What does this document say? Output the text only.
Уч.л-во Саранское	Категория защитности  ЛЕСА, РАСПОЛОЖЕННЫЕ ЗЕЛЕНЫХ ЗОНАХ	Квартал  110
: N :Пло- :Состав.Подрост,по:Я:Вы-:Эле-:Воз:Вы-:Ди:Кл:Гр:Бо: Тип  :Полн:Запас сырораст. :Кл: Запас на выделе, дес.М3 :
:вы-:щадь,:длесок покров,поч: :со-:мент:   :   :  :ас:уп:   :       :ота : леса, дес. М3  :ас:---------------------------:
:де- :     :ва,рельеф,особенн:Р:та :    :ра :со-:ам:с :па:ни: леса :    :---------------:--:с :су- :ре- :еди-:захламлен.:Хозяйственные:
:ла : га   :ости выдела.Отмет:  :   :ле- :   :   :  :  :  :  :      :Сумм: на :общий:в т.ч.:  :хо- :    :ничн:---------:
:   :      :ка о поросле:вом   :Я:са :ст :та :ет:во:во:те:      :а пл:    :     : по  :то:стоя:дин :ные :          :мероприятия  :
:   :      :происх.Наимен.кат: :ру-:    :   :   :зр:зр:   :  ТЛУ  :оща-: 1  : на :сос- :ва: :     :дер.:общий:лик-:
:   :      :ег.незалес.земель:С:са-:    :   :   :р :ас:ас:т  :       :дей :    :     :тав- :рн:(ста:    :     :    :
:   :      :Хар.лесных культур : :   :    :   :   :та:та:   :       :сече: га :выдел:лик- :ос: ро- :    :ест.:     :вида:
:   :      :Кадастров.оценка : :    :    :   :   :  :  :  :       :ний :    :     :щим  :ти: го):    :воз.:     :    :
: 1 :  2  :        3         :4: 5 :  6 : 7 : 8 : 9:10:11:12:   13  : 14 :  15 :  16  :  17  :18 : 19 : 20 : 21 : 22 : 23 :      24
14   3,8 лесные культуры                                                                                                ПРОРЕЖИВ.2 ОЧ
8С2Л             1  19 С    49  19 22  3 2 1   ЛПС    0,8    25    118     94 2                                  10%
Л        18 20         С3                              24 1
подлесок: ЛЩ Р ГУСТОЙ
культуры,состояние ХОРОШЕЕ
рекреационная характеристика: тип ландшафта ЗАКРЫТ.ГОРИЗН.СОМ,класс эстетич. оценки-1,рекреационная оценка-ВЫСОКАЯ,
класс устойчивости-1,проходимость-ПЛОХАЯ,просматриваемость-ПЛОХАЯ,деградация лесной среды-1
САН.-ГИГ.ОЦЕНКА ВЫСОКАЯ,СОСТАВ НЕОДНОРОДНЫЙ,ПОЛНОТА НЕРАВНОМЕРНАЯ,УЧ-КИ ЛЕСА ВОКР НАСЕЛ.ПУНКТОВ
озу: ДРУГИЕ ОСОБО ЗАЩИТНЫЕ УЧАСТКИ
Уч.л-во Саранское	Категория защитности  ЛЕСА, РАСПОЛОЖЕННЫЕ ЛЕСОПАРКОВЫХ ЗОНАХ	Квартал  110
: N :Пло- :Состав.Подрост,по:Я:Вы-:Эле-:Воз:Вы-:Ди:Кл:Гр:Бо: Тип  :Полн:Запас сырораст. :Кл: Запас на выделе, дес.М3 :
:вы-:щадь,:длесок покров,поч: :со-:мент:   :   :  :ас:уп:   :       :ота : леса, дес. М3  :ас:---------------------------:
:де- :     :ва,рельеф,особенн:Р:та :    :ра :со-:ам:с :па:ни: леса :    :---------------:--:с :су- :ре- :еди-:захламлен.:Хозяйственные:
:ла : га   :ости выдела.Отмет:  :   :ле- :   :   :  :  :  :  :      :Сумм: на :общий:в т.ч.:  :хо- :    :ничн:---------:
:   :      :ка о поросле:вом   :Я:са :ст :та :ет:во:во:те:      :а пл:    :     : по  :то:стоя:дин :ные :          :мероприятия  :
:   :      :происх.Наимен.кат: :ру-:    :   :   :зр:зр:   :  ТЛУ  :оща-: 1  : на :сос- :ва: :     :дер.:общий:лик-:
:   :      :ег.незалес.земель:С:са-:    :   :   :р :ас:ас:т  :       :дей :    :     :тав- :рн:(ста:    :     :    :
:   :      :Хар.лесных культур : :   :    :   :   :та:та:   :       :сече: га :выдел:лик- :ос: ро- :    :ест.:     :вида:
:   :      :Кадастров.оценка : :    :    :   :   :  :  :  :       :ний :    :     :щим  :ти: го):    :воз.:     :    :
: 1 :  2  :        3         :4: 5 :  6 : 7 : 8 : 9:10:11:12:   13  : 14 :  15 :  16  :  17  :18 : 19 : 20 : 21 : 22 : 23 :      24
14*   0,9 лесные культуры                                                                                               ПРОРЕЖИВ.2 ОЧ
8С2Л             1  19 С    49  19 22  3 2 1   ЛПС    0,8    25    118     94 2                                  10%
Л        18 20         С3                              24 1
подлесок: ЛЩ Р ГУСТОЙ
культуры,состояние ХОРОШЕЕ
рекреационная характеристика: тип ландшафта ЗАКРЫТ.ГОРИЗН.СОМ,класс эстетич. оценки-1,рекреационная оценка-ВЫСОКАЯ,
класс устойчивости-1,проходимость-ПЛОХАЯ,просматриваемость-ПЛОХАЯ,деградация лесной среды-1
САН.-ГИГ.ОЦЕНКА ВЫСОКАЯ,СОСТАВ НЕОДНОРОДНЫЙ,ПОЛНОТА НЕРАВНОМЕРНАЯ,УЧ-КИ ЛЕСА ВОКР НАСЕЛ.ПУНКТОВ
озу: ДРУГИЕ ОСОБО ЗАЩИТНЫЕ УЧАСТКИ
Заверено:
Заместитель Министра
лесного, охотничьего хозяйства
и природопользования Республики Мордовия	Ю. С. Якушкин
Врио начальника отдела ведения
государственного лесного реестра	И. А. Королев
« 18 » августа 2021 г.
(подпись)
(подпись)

════════════════════

Goal »
Copy every line of the data that holds the string "Квартал".

Expected answer »
Уч.л-во Саранское	Категория защитности  ЛЕСА, РАСПОЛОЖЕННЫЕ ЗЕЛЕНЫХ ЗОНАХ	Квартал  110
Уч.л-во Саранское	Категория защитности  ЛЕСА, РАСПОЛОЖЕННЫЕ ЛЕСОПАРКОВЫХ ЗОНАХ	Квартал  110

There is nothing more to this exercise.